[Extracted records]

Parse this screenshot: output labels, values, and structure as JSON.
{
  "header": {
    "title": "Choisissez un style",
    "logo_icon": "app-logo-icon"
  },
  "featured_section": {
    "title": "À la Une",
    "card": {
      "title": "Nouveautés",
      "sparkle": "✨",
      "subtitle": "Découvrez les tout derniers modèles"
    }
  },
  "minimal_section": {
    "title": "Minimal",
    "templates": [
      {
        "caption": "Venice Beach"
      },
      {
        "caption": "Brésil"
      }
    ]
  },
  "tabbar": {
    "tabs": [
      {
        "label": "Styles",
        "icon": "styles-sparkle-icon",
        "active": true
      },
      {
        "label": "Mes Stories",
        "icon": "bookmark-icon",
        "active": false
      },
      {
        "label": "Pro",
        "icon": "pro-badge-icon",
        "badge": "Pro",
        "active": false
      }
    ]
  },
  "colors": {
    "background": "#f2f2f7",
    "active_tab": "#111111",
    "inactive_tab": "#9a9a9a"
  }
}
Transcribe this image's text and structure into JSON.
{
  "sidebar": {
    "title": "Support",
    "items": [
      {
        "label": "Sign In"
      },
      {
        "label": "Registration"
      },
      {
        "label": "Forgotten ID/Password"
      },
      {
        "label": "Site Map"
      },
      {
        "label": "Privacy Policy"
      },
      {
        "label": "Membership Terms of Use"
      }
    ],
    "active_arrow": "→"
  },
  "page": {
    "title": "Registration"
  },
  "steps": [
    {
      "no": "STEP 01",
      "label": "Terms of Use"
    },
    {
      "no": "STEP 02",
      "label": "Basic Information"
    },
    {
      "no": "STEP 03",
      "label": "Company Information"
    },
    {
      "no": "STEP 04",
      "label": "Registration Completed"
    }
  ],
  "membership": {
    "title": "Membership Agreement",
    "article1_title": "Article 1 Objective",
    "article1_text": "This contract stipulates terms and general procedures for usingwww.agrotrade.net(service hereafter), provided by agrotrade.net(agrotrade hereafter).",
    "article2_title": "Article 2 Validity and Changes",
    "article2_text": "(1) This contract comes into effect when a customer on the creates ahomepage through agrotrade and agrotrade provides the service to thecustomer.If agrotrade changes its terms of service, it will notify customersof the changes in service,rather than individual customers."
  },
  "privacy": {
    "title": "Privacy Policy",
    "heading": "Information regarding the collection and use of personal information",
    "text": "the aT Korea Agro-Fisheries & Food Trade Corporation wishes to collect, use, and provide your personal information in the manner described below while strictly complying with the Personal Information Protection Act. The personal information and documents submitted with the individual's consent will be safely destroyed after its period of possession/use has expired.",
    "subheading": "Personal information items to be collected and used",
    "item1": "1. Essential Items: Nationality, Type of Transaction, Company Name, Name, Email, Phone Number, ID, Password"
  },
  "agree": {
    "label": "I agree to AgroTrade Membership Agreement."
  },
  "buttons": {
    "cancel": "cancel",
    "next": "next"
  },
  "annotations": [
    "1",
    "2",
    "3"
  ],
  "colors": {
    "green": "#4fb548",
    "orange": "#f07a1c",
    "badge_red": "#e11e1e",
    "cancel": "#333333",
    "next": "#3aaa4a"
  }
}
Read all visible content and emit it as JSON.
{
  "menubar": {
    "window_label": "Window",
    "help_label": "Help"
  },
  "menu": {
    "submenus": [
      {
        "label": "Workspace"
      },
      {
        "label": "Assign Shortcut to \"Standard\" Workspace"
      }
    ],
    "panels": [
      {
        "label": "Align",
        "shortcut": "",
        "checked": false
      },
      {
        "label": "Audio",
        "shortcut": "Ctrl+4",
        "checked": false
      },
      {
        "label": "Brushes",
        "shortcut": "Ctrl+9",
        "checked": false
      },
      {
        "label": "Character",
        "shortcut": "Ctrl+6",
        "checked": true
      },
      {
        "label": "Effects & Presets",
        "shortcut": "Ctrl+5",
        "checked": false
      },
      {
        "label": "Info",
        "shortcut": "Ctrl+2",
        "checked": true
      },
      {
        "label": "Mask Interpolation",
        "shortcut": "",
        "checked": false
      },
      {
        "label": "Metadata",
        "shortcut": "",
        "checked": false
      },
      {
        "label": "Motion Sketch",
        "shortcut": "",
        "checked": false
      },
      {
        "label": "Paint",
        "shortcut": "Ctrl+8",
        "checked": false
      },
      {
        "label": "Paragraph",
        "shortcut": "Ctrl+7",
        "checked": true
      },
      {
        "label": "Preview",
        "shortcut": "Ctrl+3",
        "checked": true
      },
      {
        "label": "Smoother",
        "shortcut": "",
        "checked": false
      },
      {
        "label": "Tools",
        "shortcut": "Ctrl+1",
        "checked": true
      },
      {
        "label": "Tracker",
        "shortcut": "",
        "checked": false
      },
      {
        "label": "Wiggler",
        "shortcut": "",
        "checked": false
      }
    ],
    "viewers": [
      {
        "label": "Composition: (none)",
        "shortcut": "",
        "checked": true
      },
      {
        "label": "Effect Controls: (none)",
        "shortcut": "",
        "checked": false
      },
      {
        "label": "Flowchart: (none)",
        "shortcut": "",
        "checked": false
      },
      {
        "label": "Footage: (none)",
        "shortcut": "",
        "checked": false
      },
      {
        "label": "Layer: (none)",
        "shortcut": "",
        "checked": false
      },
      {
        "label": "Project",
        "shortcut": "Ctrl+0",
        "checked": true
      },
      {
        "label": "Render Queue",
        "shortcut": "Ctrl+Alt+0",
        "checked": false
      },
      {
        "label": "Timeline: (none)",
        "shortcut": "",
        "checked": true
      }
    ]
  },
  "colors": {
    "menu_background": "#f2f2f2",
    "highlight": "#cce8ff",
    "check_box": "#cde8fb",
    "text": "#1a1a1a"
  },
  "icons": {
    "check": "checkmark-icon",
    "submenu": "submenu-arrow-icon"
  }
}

**Task directions**
Print all of the entries again, exactly as written.

**Full answer**
Parse this screenshot: output labels, values, and structure as JSON.
{
  "header": {
    "title": "Choisissez un style",
    "logo_icon": "app-logo-icon"
  },
  "featured_section": {
    "title": "À la Une",
    "card": {
      "title": "Nouveautés",
      "sparkle": "✨",
      "subtitle": "Découvrez les tout derniers modèles"
    }
  },
  "minimal_section": {
    "title": "Minimal",
    "templates": [
      {
        "caption": "Venice Beach"
      },
      {
        "caption": "Brésil"
      }
    ]
  },
  "tabbar": {
    "tabs": [
      {
        "label": "Styles",
        "icon": "styles-sparkle-icon",
        "active": true
      },
      {
        "label": "Mes Stories",
        "icon": "bookmark-icon",
        "active": false
      },
      {
        "label": "Pro",
        "icon": "pro-badge-icon",
        "badge": "Pro",
        "active": false
      }
    ]
  },
  "colors": {
    "background": "#f2f2f7",
    "active_tab": "#111111",
    "inactive_tab": "#9a9a9a"
  }
}
Transcribe this image's text and structure into JSON.
{
  "sidebar": {
    "title": "Support",
    "items": [
      {
        "label": "Sign In"
      },
      {
        "label": "Registration"
      },
      {
        "label": "Forgotten ID/Password"
      },
      {
        "label": "Site Map"
      },
      {
        "label": "Privacy Policy"
      },
      {
        "label": "Membership Terms of Use"
      }
    ],
    "active_arrow": "→"
  },
  "page": {
    "title": "Registration"
  },
  "steps": [
    {
      "no": "STEP 01",
      "label": "Terms of Use"
    },
    {
      "no": "STEP 02",
      "label": "Basic Information"
    },
    {
      "no": "STEP 03",
      "label": "Company Information"
    },
    {
      "no": "STEP 04",
      "label": "Registration Completed"
    }
  ],
  "membership": {
    "title": "Membership Agreement",
    "article1_title": "Article 1 Objective",
    "article1_text": "This contract stipulates terms and general procedures for usingwww.agrotrade.net(service hereafter), provided by agrotrade.net(agrotrade hereafter).",
    "article2_title": "Article 2 Validity and Changes",
    "article2_text": "(1) This contract comes into effect when a customer on the creates ahomepage through agrotrade and agrotrade provides the service to thecustomer.If agrotrade changes its terms of service, it will notify customersof the changes in service,rather than individual customers."
  },
  "privacy": {
    "title": "Privacy Policy",
    "heading": "Information regarding the collection and use of personal information",
    "text": "the aT Korea Agro-Fisheries & Food Trade Corporation wishes to collect, use, and provide your personal information in the manner described below while strictly complying with the Personal Information Protection Act. The personal information and documents submitted with the individual's consent will be safely destroyed after its period of possession/use has expired.",
    "subheading": "Personal information items to be collected and used",
    "item1": "1. Essential Items: Nationality, Type of Transaction, Company Name, Name, Email, Phone Number, ID, Password"
  },
  "agree": {
    "label": "I agree to AgroTrade Membership Agreement."
  },
  "buttons": {
    "cancel": "cancel",
    "next": "next"
  },
  "annotations": [
    "1",
    "2",
    "3"
  ],
  "colors": {
    "green": "#4fb548",
    "orange": "#f07a1c",
    "badge_red": "#e11e1e",
    "cancel": "#333333",
    "next": "#3aaa4a"
  }
}
Read all visible content and emit it as JSON.
{
  "menubar": {
    "window_label": "Window",
    "help_label": "Help"
  },
  "menu": {
    "submenus": [
      {
        "label": "Workspace"
      },
      {
        "label": "Assign Shortcut to \"Standard\" Workspace"
      }
    ],
    "panels": [
      {
        "label": "Align",
        "shortcut": "",
        "checked": false
      },
      {
        "label": "Audio",
        "shortcut": "Ctrl+4",
        "checked": false
      },
      {
        "label": "Brushes",
        "shortcut": "Ctrl+9",
        "checked": false
      },
      {
        "label": "Character",
        "shortcut": "Ctrl+6",
        "checked": true
      },
      {
        "label": "Effects & Presets",
        "shortcut": "Ctrl+5",
        "checked": false
      },
      {
        "label": "Info",
        "shortcut": "Ctrl+2",
        "checked": true
      },
      {
        "label": "Mask Interpolation",
        "shortcut": "",
        "checked": false
      },
      {
        "label": "Metadata",
        "shortcut": "",
        "checked": false
      },
      {
        "label": "Motion Sketch",
        "shortcut": "",
        "checked": false
      },
      {
        "label": "Paint",
        "shortcut": "Ctrl+8",
        "checked": false
      },
      {
        "label": "Paragraph",
        "shortcut": "Ctrl+7",
        "checked": true
      },
      {
        "label": "Preview",
        "shortcut": "Ctrl+3",
        "checked": true
      },
      {
        "label": "Smoother",
        "shortcut": "",
        "checked": false
      },
      {
        "label": "Tools",
        "shortcut": "Ctrl+1",
        "checked": true
      },
      {
        "label": "Tracker",
        "shortcut": "",
        "checked": false
      },
      {
        "label": "Wiggler",
        "shortcut": "",
        "checked": false
      }
    ],
    "viewers": [
      {
        "label": "Composition: (none)",
        "shortcut": "",
        "checked": true
      },
      {
        "label": "Effect Controls: (none)",
        "shortcut": "",
        "checked": false
      },
      {
        "label": "Flowchart: (none)",
        "shortcut": "",
        "checked": false
      },
      {
        "label": "Footage: (none)",
        "shortcut": "",
        "checked": false
      },
      {
        "label": "Layer: (none)",
        "shortcut": "",
        "checked": false
      },
      {
        "label": "Project",
        "shortcut": "Ctrl+0",
        "checked": true
      },
      {
        "label": "Render Queue",
        "shortcut": "Ctrl+Alt+0",
        "checked": false
      },
      {
        "label": "Timeline: (none)",
        "shortcut": "",
        "checked": true
      }
    ]
  },
  "colors": {
    "menu_background": "#f2f2f2",
    "highlight": "#cce8ff",
    "check_box": "#cde8fb",
    "text": "#1a1a1a"
  },
  "icons": {
    "check": "checkmark-icon",
    "submenu": "submenu-arrow-icon"
  }
}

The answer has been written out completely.